══ ENTRIES SUPPLIED ══
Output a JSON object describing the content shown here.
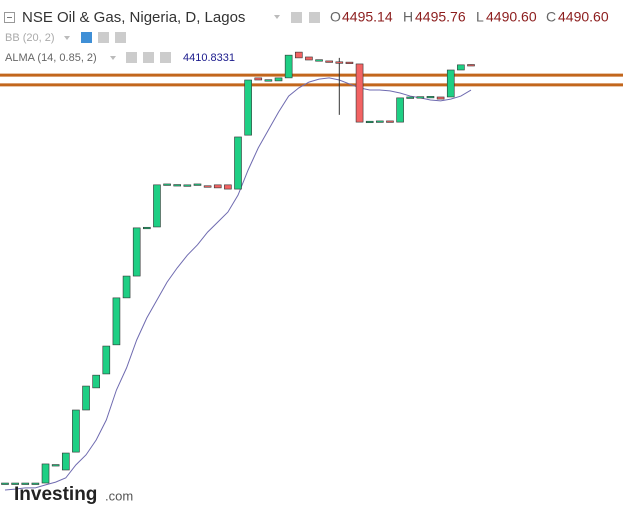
{
  "legend": {
    "title": "NSE Oil & Gas, Nigeria, D, Lagos",
    "o_label": "O",
    "o_value": "4495.14",
    "h_label": "H",
    "h_value": "4495.76",
    "l_label": "L",
    "l_value": "4490.60",
    "c_label": "C",
    "c_value": "4490.60",
    "bb": "BB (20, 2)",
    "alma": "ALMA (14, 0.85, 2)",
    "alma_value": "4410.8331"
  },
  "logo": {
    "brand": "Investing",
    "suffix": ".com"
  },
  "chart_data": {
    "type": "candlestick",
    "ylim": [
      3005.2,
      4708
    ],
    "up_color": "#1ecf84",
    "down_color": "#f26363",
    "line_color": "#6f6bb0",
    "hline_color": "#c2661c",
    "open": [
      3114,
      3114,
      3114,
      3114,
      3114,
      3173,
      3157,
      3216,
      3355,
      3428,
      3474,
      3570,
      3725,
      3797,
      3954,
      3959,
      4100,
      4098,
      4097,
      4100,
      4095,
      4098,
      4098,
      4084,
      4262,
      4451,
      4444,
      4441,
      4451,
      4536,
      4520,
      4510,
      4507,
      4504,
      4503,
      4497,
      4305,
      4308,
      4309,
      4305,
      4386,
      4388,
      4388,
      4388,
      4388,
      4477,
      4495.14
    ],
    "close": [
      3114,
      3114,
      3114,
      3114,
      3177,
      3175,
      3213,
      3355,
      3434,
      3470,
      3566,
      3725,
      3797,
      3956,
      3958,
      4098,
      4101,
      4099,
      4098,
      4101,
      4094,
      4088,
      4084,
      4256,
      4444,
      4444,
      4445,
      4451,
      4526,
      4517,
      4510,
      4511,
      4506,
      4503,
      4500,
      4305,
      4308,
      4309,
      4308,
      4385,
      4388,
      4389,
      4390,
      4381,
      4477,
      4494,
      4490.6
    ],
    "high": [
      null,
      null,
      null,
      null,
      null,
      null,
      null,
      null,
      null,
      null,
      null,
      null,
      null,
      null,
      null,
      null,
      null,
      null,
      null,
      null,
      null,
      null,
      null,
      null,
      null,
      null,
      null,
      null,
      null,
      null,
      null,
      null,
      null,
      4517,
      null,
      null,
      null,
      null,
      null,
      null,
      null,
      null,
      null,
      null,
      null,
      null,
      4495.76
    ],
    "low": [
      null,
      null,
      null,
      null,
      null,
      null,
      null,
      null,
      null,
      null,
      null,
      null,
      null,
      null,
      null,
      null,
      null,
      null,
      null,
      null,
      null,
      null,
      null,
      null,
      null,
      null,
      null,
      null,
      null,
      null,
      null,
      null,
      null,
      4329,
      null,
      null,
      null,
      null,
      null,
      null,
      null,
      null,
      null,
      null,
      null,
      null,
      4490.6
    ],
    "alma": [
      3091,
      3094,
      3098,
      3098,
      3108,
      3117,
      3131,
      3174,
      3207,
      3256,
      3322,
      3421,
      3494,
      3586,
      3659,
      3718,
      3777,
      3824,
      3866,
      3900,
      3942,
      3975,
      4008,
      4064,
      4147,
      4220,
      4279,
      4338,
      4391,
      4418,
      4437,
      4447,
      4451,
      4444,
      4431,
      4418,
      4411,
      4411,
      4408,
      4401,
      4391,
      4385,
      4378,
      4375,
      4381,
      4391,
      4410.83
    ],
    "hlines": [
      4460,
      4428
    ]
  }
}
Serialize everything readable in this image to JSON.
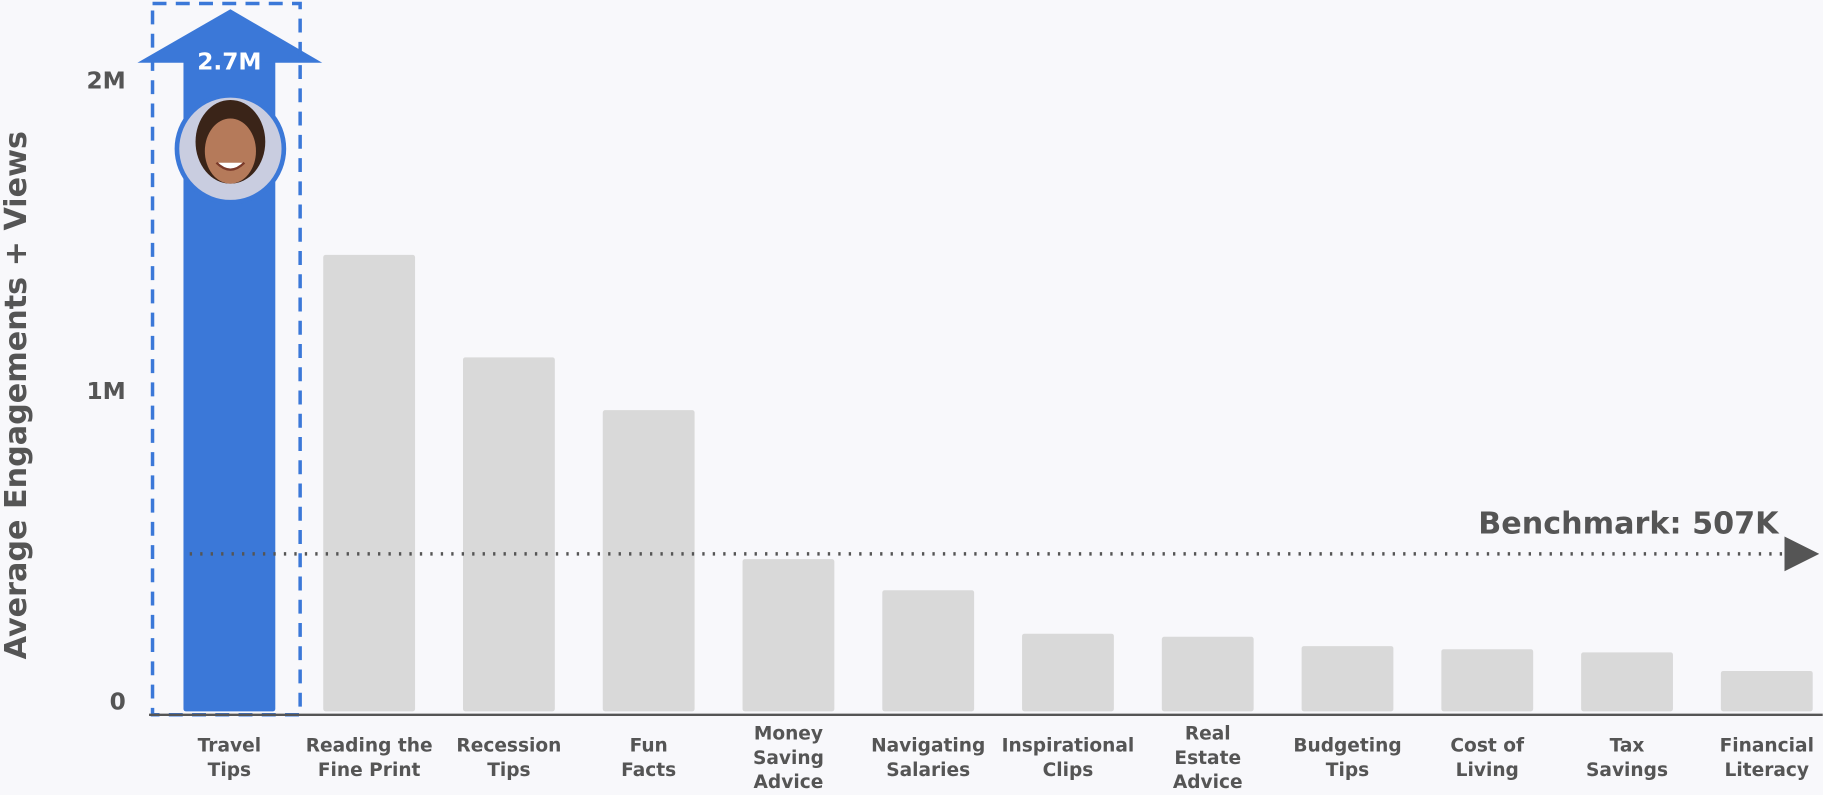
{
  "chart_data": {
    "type": "bar",
    "y_label": "Average Engagements + Views",
    "categories": [
      "Travel\nTips",
      "Reading the\nFine Print",
      "Recession\nTips",
      "Fun\nFacts",
      "Money\nSaving\nAdvice",
      "Navigating\nSalaries",
      "Inspirational\nClips",
      "Real\nEstate\nAdvice",
      "Budgeting\nTips",
      "Cost of\nLiving",
      "Tax\nSavings",
      "Financial\nLiteracy"
    ],
    "values": [
      2700000,
      1470000,
      1140000,
      970000,
      490000,
      390000,
      250000,
      240000,
      210000,
      200000,
      190000,
      130000
    ],
    "value_labels": [
      "2.7M",
      null,
      null,
      null,
      null,
      null,
      null,
      null,
      null,
      null,
      null,
      null
    ],
    "colors": [
      "#3b78d8",
      "#d9d9d9",
      "#d9d9d9",
      "#d9d9d9",
      "#d9d9d9",
      "#d9d9d9",
      "#d9d9d9",
      "#d9d9d9",
      "#d9d9d9",
      "#d9d9d9",
      "#d9d9d9",
      "#d9d9d9"
    ],
    "ylim": [
      0,
      2100000
    ],
    "yticks": [
      {
        "value": 0,
        "label": "0"
      },
      {
        "value": 1000000,
        "label": "1M"
      },
      {
        "value": 2000000,
        "label": "2M"
      }
    ],
    "benchmark": {
      "value": 507000,
      "label": "Benchmark: 507K"
    },
    "grid": false
  }
}
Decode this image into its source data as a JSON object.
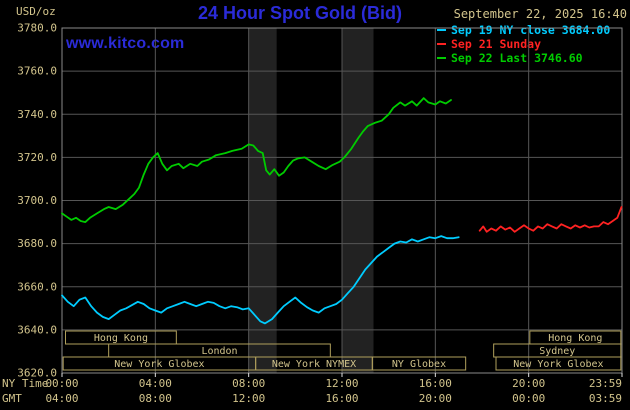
═══
WHAT YOU NEED TO DO ::
The pictures in the entries should be left out; output everything else exactly.

TASK ANSWER ::
Output a JSON object describing the content shown here.
{
  "legend": {
    "title": "NSE Oil & Gas, Nigeria, D, Lagos",
    "o_label": "O",
    "o_value": "4495.14",
    "h_label": "H",
    "h_value": "4495.76",
    "l_label": "L",
    "l_value": "4490.60",
    "c_label": "C",
    "c_value": "4490.60",
    "bb": "BB (20, 2)",
    "alma": "ALMA (14, 0.85, 2)",
    "alma_value": "4410.8331"
  },
  "logo": {
    "brand": "Investing",
    "suffix": ".com"
  },
  "chart_data": {
    "type": "candlestick",
    "ylim": [
      3005.2,
      4708
    ],
    "up_color": "#1ecf84",
    "down_color": "#f26363",
    "line_color": "#6f6bb0",
    "hline_color": "#c2661c",
    "open": [
      3114,
      3114,
      3114,
      3114,
      3114,
      3173,
      3157,
      3216,
      3355,
      3428,
      3474,
      3570,
      3725,
      3797,
      3954,
      3959,
      4100,
      4098,
      4097,
      4100,
      4095,
      4098,
      4098,
      4084,
      4262,
      4451,
      4444,
      4441,
      4451,
      4536,
      4520,
      4510,
      4507,
      4504,
      4503,
      4497,
      4305,
      4308,
      4309,
      4305,
      4386,
      4388,
      4388,
      4388,
      4388,
      4477,
      4495.14
    ],
    "close": [
      3114,
      3114,
      3114,
      3114,
      3177,
      3175,
      3213,
      3355,
      3434,
      3470,
      3566,
      3725,
      3797,
      3956,
      3958,
      4098,
      4101,
      4099,
      4098,
      4101,
      4094,
      4088,
      4084,
      4256,
      4444,
      4444,
      4445,
      4451,
      4526,
      4517,
      4510,
      4511,
      4506,
      4503,
      4500,
      4305,
      4308,
      4309,
      4308,
      4385,
      4388,
      4389,
      4390,
      4381,
      4477,
      4494,
      4490.6
    ],
    "high": [
      null,
      null,
      null,
      null,
      null,
      null,
      null,
      null,
      null,
      null,
      null,
      null,
      null,
      null,
      null,
      null,
      null,
      null,
      null,
      null,
      null,
      null,
      null,
      null,
      null,
      null,
      null,
      null,
      null,
      null,
      null,
      null,
      null,
      4517,
      null,
      null,
      null,
      null,
      null,
      null,
      null,
      null,
      null,
      null,
      null,
      null,
      4495.76
    ],
    "low": [
      null,
      null,
      null,
      null,
      null,
      null,
      null,
      null,
      null,
      null,
      null,
      null,
      null,
      null,
      null,
      null,
      null,
      null,
      null,
      null,
      null,
      null,
      null,
      null,
      null,
      null,
      null,
      null,
      null,
      null,
      null,
      null,
      null,
      4329,
      null,
      null,
      null,
      null,
      null,
      null,
      null,
      null,
      null,
      null,
      null,
      null,
      4490.6
    ],
    "alma": [
      3091,
      3094,
      3098,
      3098,
      3108,
      3117,
      3131,
      3174,
      3207,
      3256,
      3322,
      3421,
      3494,
      3586,
      3659,
      3718,
      3777,
      3824,
      3866,
      3900,
      3942,
      3975,
      4008,
      4064,
      4147,
      4220,
      4279,
      4338,
      4391,
      4418,
      4437,
      4447,
      4451,
      4444,
      4431,
      4418,
      4411,
      4411,
      4408,
      4401,
      4391,
      4385,
      4378,
      4375,
      4381,
      4391,
      4410.83
    ],
    "hlines": [
      4460,
      4428
    ]
  }
}
Serialize everything readable in this image to JSON.
{
  "chart_data": {
    "type": "bar",
    "y_label": "Average Engagements + Views",
    "categories": [
      "Travel\nTips",
      "Reading the\nFine Print",
      "Recession\nTips",
      "Fun\nFacts",
      "Money\nSaving\nAdvice",
      "Navigating\nSalaries",
      "Inspirational\nClips",
      "Real\nEstate\nAdvice",
      "Budgeting\nTips",
      "Cost of\nLiving",
      "Tax\nSavings",
      "Financial\nLiteracy"
    ],
    "values": [
      2700000,
      1470000,
      1140000,
      970000,
      490000,
      390000,
      250000,
      240000,
      210000,
      200000,
      190000,
      130000
    ],
    "value_labels": [
      "2.7M",
      null,
      null,
      null,
      null,
      null,
      null,
      null,
      null,
      null,
      null,
      null
    ],
    "colors": [
      "#3b78d8",
      "#d9d9d9",
      "#d9d9d9",
      "#d9d9d9",
      "#d9d9d9",
      "#d9d9d9",
      "#d9d9d9",
      "#d9d9d9",
      "#d9d9d9",
      "#d9d9d9",
      "#d9d9d9",
      "#d9d9d9"
    ],
    "ylim": [
      0,
      2100000
    ],
    "yticks": [
      {
        "value": 0,
        "label": "0"
      },
      {
        "value": 1000000,
        "label": "1M"
      },
      {
        "value": 2000000,
        "label": "2M"
      }
    ],
    "benchmark": {
      "value": 507000,
      "label": "Benchmark: 507K"
    },
    "grid": false
  }
}
Decode this image into its source data as a JSON object.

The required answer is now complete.